─── INPUT RECORDS
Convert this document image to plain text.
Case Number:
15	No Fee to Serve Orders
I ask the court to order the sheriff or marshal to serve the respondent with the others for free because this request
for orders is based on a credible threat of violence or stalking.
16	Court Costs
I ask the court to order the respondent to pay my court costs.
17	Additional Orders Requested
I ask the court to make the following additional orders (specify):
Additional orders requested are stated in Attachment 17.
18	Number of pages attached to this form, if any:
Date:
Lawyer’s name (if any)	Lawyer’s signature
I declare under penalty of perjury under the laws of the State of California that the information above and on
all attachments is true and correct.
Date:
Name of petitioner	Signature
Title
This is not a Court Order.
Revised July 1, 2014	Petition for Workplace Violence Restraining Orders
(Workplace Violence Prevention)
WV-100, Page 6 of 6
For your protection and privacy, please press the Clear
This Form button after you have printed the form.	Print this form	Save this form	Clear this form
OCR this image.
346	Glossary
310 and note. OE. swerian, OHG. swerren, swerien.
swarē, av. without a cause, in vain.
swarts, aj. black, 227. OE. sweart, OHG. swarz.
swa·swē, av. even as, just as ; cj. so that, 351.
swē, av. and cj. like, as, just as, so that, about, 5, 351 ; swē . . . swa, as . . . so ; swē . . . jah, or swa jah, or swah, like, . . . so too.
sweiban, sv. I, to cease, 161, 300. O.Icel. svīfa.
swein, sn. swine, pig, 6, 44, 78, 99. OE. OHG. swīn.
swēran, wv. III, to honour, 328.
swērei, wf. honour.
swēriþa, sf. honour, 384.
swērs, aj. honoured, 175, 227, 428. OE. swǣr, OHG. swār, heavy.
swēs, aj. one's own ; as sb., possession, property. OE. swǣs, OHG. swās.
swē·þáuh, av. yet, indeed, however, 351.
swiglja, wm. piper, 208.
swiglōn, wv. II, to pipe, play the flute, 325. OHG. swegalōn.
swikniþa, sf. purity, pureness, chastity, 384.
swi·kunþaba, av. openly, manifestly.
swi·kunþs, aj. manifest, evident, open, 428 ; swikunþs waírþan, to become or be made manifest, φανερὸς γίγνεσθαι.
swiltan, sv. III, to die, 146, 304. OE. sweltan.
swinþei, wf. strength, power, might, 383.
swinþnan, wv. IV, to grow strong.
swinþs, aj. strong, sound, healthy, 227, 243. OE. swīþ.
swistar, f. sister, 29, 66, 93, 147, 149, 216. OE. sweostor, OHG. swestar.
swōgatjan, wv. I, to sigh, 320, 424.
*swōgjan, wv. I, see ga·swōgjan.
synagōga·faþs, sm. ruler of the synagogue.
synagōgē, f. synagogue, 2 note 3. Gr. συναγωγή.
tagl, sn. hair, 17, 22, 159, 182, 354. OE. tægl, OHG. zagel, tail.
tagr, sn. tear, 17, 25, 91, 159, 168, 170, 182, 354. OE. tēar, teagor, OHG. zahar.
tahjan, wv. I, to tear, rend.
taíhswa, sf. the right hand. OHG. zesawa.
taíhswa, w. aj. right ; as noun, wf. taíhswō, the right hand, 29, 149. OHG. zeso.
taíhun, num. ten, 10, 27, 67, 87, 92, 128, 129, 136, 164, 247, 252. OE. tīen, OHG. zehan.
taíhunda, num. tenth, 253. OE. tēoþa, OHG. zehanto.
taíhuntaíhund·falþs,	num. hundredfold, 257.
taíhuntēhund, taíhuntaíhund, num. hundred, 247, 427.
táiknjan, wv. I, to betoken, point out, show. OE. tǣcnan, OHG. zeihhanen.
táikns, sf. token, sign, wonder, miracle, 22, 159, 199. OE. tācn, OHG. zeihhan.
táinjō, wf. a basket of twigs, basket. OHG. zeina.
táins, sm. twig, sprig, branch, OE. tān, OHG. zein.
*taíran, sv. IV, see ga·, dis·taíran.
──────
# WHAT TO PRODUCE
Return every entry verbatim.

# CORRECT ANSWER
Convert this document image to plain text.
Case Number:
15	No Fee to Serve Orders
I ask the court to order the sheriff or marshal to serve the respondent with the others for free because this request
for orders is based on a credible threat of violence or stalking.
16	Court Costs
I ask the court to order the respondent to pay my court costs.
17	Additional Orders Requested
I ask the court to make the following additional orders (specify):
Additional orders requested are stated in Attachment 17.
18	Number of pages attached to this form, if any:
Date:
Lawyer’s name (if any)	Lawyer’s signature
I declare under penalty of perjury under the laws of the State of California that the information above and on
all attachments is true and correct.
Date:
Name of petitioner	Signature
Title
This is not a Court Order.
Revised July 1, 2014	Petition for Workplace Violence Restraining Orders
(Workplace Violence Prevention)
WV-100, Page 6 of 6
For your protection and privacy, please press the Clear
This Form button after you have printed the form.	Print this form	Save this form	Clear this form
OCR this image.
346	Glossary
310 and note. OE. swerian, OHG. swerren, swerien.
swarē, av. without a cause, in vain.
swarts, aj. black, 227. OE. sweart, OHG. swarz.
swa·swē, av. even as, just as ; cj. so that, 351.
swē, av. and cj. like, as, just as, so that, about, 5, 351 ; swē . . . swa, as . . . so ; swē . . . jah, or swa jah, or swah, like, . . . so too.
sweiban, sv. I, to cease, 161, 300. O.Icel. svīfa.
swein, sn. swine, pig, 6, 44, 78, 99. OE. OHG. swīn.
swēran, wv. III, to honour, 328.
swērei, wf. honour.
swēriþa, sf. honour, 384.
swērs, aj. honoured, 175, 227, 428. OE. swǣr, OHG. swār, heavy.
swēs, aj. one's own ; as sb., possession, property. OE. swǣs, OHG. swās.
swē·þáuh, av. yet, indeed, however, 351.
swiglja, wm. piper, 208.
swiglōn, wv. II, to pipe, play the flute, 325. OHG. swegalōn.
swikniþa, sf. purity, pureness, chastity, 384.
swi·kunþaba, av. openly, manifestly.
swi·kunþs, aj. manifest, evident, open, 428 ; swikunþs waírþan, to become or be made manifest, φανερὸς γίγνεσθαι.
swiltan, sv. III, to die, 146, 304. OE. sweltan.
swinþei, wf. strength, power, might, 383.
swinþnan, wv. IV, to grow strong.
swinþs, aj. strong, sound, healthy, 227, 243. OE. swīþ.
swistar, f. sister, 29, 66, 93, 147, 149, 216. OE. sweostor, OHG. swestar.
swōgatjan, wv. I, to sigh, 320, 424.
*swōgjan, wv. I, see ga·swōgjan.
synagōga·faþs, sm. ruler of the synagogue.
synagōgē, f. synagogue, 2 note 3. Gr. συναγωγή.
tagl, sn. hair, 17, 22, 159, 182, 354. OE. tægl, OHG. zagel, tail.
tagr, sn. tear, 17, 25, 91, 159, 168, 170, 182, 354. OE. tēar, teagor, OHG. zahar.
tahjan, wv. I, to tear, rend.
taíhswa, sf. the right hand. OHG. zesawa.
taíhswa, w. aj. right ; as noun, wf. taíhswō, the right hand, 29, 149. OHG. zeso.
taíhun, num. ten, 10, 27, 67, 87, 92, 128, 129, 136, 164, 247, 252. OE. tīen, OHG. zehan.
taíhunda, num. tenth, 253. OE. tēoþa, OHG. zehanto.
taíhuntaíhund·falþs,	num. hundredfold, 257.
taíhuntēhund, taíhuntaíhund, num. hundred, 247, 427.
táiknjan, wv. I, to betoken, point out, show. OE. tǣcnan, OHG. zeihhanen.
táikns, sf. token, sign, wonder, miracle, 22, 159, 199. OE. tācn, OHG. zeihhan.
táinjō, wf. a basket of twigs, basket. OHG. zeina.
táins, sm. twig, sprig, branch, OE. tān, OHG. zein.
*taíran, sv. IV, see ga·, dis·taíran.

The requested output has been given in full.